§ **RECORDS**:

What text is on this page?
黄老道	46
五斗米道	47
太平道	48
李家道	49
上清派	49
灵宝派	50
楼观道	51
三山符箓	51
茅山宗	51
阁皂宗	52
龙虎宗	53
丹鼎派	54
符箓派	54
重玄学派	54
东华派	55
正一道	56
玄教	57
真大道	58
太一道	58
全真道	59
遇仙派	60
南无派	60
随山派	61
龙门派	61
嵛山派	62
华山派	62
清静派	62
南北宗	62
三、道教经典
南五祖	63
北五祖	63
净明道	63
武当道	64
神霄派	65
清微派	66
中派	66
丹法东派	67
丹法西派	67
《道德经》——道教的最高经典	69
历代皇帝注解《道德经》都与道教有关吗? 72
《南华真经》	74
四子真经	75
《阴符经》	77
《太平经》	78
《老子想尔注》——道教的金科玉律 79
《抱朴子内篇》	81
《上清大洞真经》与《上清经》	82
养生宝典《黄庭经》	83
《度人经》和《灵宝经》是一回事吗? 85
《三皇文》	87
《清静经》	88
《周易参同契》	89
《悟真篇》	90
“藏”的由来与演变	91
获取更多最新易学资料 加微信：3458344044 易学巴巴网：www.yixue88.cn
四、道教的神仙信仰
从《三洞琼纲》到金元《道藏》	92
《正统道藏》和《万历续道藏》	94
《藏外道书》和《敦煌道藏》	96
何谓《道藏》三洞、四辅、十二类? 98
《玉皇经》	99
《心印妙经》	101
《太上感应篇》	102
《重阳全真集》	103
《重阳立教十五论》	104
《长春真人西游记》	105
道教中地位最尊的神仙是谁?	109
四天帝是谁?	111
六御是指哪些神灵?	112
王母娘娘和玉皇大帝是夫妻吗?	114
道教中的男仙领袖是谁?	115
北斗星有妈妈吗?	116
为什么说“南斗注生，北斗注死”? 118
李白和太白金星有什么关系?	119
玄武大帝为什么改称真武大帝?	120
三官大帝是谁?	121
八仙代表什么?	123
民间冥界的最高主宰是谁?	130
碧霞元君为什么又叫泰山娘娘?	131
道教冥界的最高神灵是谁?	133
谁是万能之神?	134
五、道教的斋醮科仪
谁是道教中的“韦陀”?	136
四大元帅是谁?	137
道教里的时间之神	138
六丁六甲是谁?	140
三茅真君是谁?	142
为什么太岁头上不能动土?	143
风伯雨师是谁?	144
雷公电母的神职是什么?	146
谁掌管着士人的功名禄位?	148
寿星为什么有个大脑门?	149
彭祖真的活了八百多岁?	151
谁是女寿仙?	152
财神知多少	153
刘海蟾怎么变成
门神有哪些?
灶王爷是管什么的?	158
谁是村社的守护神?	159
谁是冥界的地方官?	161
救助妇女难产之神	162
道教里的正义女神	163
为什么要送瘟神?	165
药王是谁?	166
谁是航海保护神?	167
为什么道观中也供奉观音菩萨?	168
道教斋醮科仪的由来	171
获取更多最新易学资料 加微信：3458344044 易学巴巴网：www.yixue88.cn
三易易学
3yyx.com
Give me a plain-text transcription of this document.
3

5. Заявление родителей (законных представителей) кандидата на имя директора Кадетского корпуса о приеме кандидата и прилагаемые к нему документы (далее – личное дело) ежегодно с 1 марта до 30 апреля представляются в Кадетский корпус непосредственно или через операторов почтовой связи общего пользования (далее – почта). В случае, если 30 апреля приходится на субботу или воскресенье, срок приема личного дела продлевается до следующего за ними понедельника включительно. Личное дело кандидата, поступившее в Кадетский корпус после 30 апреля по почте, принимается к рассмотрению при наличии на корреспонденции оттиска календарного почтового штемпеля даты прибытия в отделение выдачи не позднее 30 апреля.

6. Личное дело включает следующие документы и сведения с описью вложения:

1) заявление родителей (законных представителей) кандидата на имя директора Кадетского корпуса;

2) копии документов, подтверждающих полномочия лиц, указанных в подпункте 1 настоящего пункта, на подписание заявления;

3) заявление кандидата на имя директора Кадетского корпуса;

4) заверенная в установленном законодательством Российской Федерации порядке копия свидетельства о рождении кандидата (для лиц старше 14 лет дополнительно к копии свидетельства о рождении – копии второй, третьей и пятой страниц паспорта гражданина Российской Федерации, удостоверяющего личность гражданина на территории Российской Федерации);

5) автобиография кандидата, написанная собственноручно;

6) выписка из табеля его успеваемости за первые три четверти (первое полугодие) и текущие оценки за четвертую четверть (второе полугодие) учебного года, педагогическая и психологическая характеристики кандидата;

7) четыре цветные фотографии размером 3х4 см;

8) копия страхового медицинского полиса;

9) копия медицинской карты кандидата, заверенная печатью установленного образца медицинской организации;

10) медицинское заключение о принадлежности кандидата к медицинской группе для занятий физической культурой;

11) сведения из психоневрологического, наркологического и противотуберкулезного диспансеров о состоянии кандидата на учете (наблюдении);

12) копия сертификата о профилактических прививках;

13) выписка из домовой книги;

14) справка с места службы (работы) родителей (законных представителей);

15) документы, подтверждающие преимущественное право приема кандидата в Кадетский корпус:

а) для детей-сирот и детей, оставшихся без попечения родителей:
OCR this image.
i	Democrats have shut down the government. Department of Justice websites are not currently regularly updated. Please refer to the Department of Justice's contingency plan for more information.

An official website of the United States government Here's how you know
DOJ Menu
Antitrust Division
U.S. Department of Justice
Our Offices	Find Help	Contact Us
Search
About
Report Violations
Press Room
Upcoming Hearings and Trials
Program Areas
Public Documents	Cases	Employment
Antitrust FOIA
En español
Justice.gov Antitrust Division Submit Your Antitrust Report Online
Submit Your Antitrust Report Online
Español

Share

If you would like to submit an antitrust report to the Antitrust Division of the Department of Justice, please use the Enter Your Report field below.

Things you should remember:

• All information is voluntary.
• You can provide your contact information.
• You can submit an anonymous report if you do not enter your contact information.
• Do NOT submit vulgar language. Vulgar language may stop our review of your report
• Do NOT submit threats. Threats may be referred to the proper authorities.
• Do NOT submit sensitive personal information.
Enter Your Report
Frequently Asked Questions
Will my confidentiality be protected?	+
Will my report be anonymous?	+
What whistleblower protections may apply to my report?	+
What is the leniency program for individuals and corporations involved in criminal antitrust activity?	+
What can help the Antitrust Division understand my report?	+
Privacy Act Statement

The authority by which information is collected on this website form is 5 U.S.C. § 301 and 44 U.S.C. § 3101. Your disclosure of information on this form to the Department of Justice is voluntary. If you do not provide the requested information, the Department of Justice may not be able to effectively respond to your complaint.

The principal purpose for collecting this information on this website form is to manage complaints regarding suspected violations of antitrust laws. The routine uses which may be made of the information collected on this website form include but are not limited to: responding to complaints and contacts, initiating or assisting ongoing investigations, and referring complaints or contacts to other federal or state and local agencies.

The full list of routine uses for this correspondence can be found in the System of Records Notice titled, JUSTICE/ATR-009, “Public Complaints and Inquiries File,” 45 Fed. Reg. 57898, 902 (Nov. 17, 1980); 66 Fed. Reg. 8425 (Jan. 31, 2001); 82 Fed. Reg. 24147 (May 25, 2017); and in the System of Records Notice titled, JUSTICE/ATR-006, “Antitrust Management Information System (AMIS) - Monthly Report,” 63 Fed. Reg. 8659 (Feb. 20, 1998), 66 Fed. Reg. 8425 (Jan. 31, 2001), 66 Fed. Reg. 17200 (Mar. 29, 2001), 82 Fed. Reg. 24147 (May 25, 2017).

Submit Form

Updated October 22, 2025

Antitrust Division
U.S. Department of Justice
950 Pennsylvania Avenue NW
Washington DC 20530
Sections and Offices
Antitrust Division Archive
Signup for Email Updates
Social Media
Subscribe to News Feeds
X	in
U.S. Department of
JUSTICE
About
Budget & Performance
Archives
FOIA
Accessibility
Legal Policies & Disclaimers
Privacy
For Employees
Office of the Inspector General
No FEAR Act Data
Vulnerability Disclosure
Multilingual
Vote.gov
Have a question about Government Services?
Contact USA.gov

§ **YOUR OBJECTIVE**:
Extract each line holding the word "медицинской" from the records.

§ **RESULT OF THIS EXERCISE**:
9) копия медицинской карты кандидата, заверенная печатью установленного образца медицинской организации;
10) медицинское заключение о принадлежности кандидата к медицинской группе для занятий физической культурой;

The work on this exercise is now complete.